[BEGIN EXCERPT]
Over the last few months, this verse from Psalms kept coming to me by way of memory, a friend, my devotions, the word, you name it…I heard it all the time. I have really tried to not do as much, partly because I have been so exhausted, so when the email came in to help with our ladies day retreat, I declined. I had led the last one, so I was ready to just sit and soak. God had other plans. A few months ago, I received a call asking me to help again. They had a prayer room and they believed God wanted me to help with it. Guess what the name of that room was called? Yep, you guessed it, “Be Still”. I knew that I needed to sit in there and pray for the allotted time. Easy enough, right? Wrong!
I went into the day thinking it would be easy. I was in a joyful silly mood and was excited for the day. I was just to pray as others roamed the building, visiting other prayer rooms for a short time. God, in His mercy, took me through quite a few lessons in a short period of time. So I will share my lessons over the next few devotions. Grab a coffee and enjoy!
The first lesson that God gave me was “Be Still and…humble”. When the time came to pray, I realized that there was some kind of a blockage. I couldn’t even lift my head to pray for others because I was struggling to want to approach Him. The speaker taught on the right view of God earlier and I realized that I had a wrong prospective of Him. I was aggravated and irritated. I was struggling to see how big He really was. I would look ahead at the cross on the front of the room which appeared to be small, yet my problems and emotions were bigger than I could handle at that moment.
[END EXCERPT]
[BEGIN RECORDS SUPPLIED]
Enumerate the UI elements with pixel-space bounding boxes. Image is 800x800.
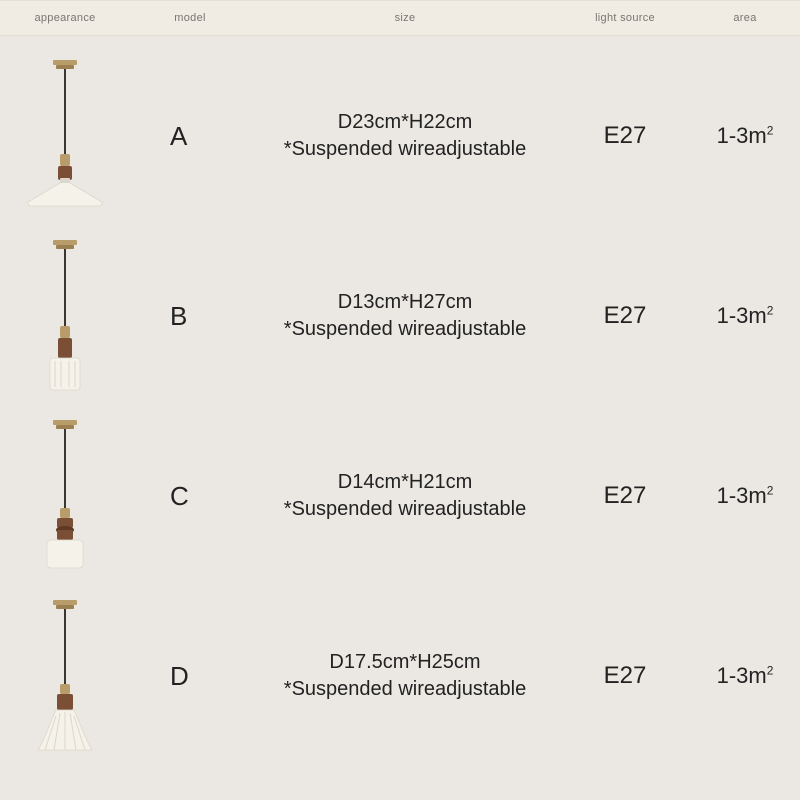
light-source-cell: E27 xyxy=(560,122,690,150)
size-cell: D17.5cm*H25cm *Suspended wireadjustable xyxy=(250,649,560,703)
pendant-lamp-icon xyxy=(20,596,110,756)
col-area: area xyxy=(690,12,800,24)
area-cell: 1-3m2 xyxy=(690,303,800,329)
pendant-lamp-icon xyxy=(20,416,110,576)
size-dim: D17.5cm*H25cm xyxy=(250,649,560,676)
col-appearance: appearance xyxy=(0,12,130,24)
table-row: D D17.5cm*H25cm *Suspended wireadjustabl… xyxy=(0,586,800,766)
size-cell: D14cm*H21cm *Suspended wireadjustable xyxy=(250,469,560,523)
area-value: 1-3m xyxy=(717,123,767,148)
lamp-illustration-c xyxy=(0,406,130,586)
pendant-lamp-icon xyxy=(20,56,110,216)
size-dim: D23cm*H22cm xyxy=(250,109,560,136)
area-cell: 1-3m2 xyxy=(690,663,800,689)
light-source-cell: E27 xyxy=(560,482,690,510)
size-dim: D13cm*H27cm xyxy=(250,289,560,316)
area-exp: 2 xyxy=(767,664,774,678)
col-light-source: light source xyxy=(560,12,690,24)
table-row: A D23cm*H22cm *Suspended wireadjustable … xyxy=(0,46,800,226)
area-cell: 1-3m2 xyxy=(690,483,800,509)
light-source-cell: E27 xyxy=(560,662,690,690)
size-note: *Suspended wireadjustable xyxy=(250,676,560,703)
model-label: D xyxy=(130,661,250,692)
size-cell: D23cm*H22cm *Suspended wireadjustable xyxy=(250,109,560,163)
size-note: *Suspended wireadjustable xyxy=(250,136,560,163)
lamp-illustration-a xyxy=(0,46,130,226)
pendant-lamp-icon xyxy=(20,236,110,396)
size-dim: D14cm*H21cm xyxy=(250,469,560,496)
lamp-illustration-b xyxy=(0,226,130,406)
model-label: C xyxy=(130,481,250,512)
size-note: *Suspended wireadjustable xyxy=(250,316,560,343)
col-size: size xyxy=(250,12,560,24)
area-exp: 2 xyxy=(767,304,774,318)
light-source-cell: E27 xyxy=(560,302,690,330)
table-row: C D14cm*H21cm *Suspended wireadjustable … xyxy=(0,406,800,586)
col-model: model xyxy=(130,12,250,24)
lamp-illustration-d xyxy=(0,586,130,766)
spec-table: appearance model size light source area … xyxy=(0,0,800,800)
size-note: *Suspended wireadjustable xyxy=(250,496,560,523)
area-value: 1-3m xyxy=(717,663,767,688)
size-cell: D13cm*H27cm *Suspended wireadjustable xyxy=(250,289,560,343)
area-value: 1-3m xyxy=(717,483,767,508)
model-label: B xyxy=(130,301,250,332)
table-row: B D13cm*H27cm *Suspended wireadjustable … xyxy=(0,226,800,406)
area-exp: 2 xyxy=(767,484,774,498)
table-header-row: appearance model size light source area xyxy=(0,0,800,36)
area-exp: 2 xyxy=(767,124,774,138)
model-label: A xyxy=(130,121,250,152)
area-cell: 1-3m2 xyxy=(690,123,800,149)
table-body: A D23cm*H22cm *Suspended wireadjustable … xyxy=(0,36,800,766)
area-value: 1-3m xyxy=(717,303,767,328)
[END RECORDS SUPPLIED]
> **REQUIREMENTS**
A) Reproduce word for word the passage of the devotional excerpt between "I went into" and "coffee and enjoy!", inclusive.
B) Answer these questions using the devotional excerpt:
(i) What was the prayer room called?
(ii) What was the first lesson the writer says God gave?
(iii) What did the writer see at the front of the room?
C) In the devotional excerpt, why was the writer unable to lift their head to pray for others?

> **SOLUTIONS BY TASK**
A)
I went into the day thinking it would be easy. I was in a joyful silly mood and was excited for the day. I was just to pray as others roamed the building, visiting other prayer rooms for a short time. God, in His mercy, took me through quite a few lessons in a short period of time. So I will share my lessons over the next few devotions. Grab a coffee and enjoy!

B)
(i) "Be Still".
(ii) "Be Still and…humble".
(iii) A cross, which appeared to be small.

C) The writer was struggling to want to approach God. The writer describes this struggle as a blockage that came when the time to pray arrived.